---- Materials provided

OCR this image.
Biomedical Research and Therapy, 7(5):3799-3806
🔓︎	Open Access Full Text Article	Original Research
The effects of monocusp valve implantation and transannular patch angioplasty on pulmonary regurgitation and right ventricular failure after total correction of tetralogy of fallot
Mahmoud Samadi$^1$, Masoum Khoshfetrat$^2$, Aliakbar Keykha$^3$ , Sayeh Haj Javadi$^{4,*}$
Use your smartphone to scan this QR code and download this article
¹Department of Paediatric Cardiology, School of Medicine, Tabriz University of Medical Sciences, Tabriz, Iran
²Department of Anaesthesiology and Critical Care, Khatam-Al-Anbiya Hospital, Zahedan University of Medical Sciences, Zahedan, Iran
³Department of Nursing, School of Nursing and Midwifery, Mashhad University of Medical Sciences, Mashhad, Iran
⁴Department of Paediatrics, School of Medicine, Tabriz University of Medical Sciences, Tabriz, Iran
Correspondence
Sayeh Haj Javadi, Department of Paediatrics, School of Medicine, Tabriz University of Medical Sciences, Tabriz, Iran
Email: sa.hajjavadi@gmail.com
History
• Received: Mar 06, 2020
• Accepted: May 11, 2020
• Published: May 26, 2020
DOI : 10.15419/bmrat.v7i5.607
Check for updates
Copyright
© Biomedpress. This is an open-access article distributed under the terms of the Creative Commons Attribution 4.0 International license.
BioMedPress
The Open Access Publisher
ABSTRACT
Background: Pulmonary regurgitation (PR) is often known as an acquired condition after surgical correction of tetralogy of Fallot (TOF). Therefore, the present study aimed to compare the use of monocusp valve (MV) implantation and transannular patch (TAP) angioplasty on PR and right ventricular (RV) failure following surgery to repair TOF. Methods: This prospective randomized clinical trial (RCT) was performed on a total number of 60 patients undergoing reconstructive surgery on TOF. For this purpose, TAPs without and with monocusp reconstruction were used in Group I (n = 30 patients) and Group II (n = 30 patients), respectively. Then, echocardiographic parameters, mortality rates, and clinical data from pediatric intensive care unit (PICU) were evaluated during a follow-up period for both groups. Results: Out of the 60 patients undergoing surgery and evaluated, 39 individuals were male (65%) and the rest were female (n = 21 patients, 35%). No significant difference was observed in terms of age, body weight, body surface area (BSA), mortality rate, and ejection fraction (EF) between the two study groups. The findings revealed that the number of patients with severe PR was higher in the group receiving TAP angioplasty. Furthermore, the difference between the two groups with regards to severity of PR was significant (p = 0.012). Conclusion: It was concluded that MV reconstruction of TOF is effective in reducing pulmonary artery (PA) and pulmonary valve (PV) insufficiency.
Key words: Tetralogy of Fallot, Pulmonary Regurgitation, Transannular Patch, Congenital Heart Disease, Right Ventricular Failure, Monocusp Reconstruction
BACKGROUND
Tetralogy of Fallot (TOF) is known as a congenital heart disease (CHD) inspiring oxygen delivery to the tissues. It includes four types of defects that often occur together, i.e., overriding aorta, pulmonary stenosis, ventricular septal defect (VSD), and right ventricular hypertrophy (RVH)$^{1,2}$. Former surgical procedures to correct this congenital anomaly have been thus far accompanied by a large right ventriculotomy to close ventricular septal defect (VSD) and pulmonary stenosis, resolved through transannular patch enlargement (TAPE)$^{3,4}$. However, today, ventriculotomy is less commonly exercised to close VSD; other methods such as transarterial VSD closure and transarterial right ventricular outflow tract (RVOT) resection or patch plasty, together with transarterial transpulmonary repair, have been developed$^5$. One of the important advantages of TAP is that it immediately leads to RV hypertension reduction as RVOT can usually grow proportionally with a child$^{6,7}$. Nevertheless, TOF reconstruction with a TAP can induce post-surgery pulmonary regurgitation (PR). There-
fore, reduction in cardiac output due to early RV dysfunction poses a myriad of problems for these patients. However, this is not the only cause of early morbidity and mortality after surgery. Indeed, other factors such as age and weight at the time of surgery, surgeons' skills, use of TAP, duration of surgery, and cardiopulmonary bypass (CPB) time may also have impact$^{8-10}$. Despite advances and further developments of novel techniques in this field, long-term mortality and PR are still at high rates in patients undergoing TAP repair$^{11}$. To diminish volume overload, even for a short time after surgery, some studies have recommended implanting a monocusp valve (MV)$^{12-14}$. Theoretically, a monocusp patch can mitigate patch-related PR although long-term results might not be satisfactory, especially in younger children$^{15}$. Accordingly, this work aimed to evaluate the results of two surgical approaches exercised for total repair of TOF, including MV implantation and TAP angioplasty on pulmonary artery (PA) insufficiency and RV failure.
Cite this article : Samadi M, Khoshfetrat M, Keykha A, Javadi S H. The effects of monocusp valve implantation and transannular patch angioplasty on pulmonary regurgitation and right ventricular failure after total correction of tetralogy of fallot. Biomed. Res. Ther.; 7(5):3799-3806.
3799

--------

Starting from the data above, filter for lines with "Iran" and copy each one.

¹Department of Paediatric Cardiology, School of Medicine, Tabriz University of Medical Sciences, Tabriz, Iran
²Department of Anaesthesiology and Critical Care, Khatam-Al-Anbiya Hospital, Zahedan University of Medical Sciences, Zahedan, Iran
³Department of Nursing, School of Nursing and Midwifery, Mashhad University of Medical Sciences, Mashhad, Iran
⁴Department of Paediatrics, School of Medicine, Tabriz University of Medical Sciences, Tabriz, Iran
Sayeh Haj Javadi, Department of Paediatrics, School of Medicine, Tabriz University of Medical Sciences, Tabriz, Iran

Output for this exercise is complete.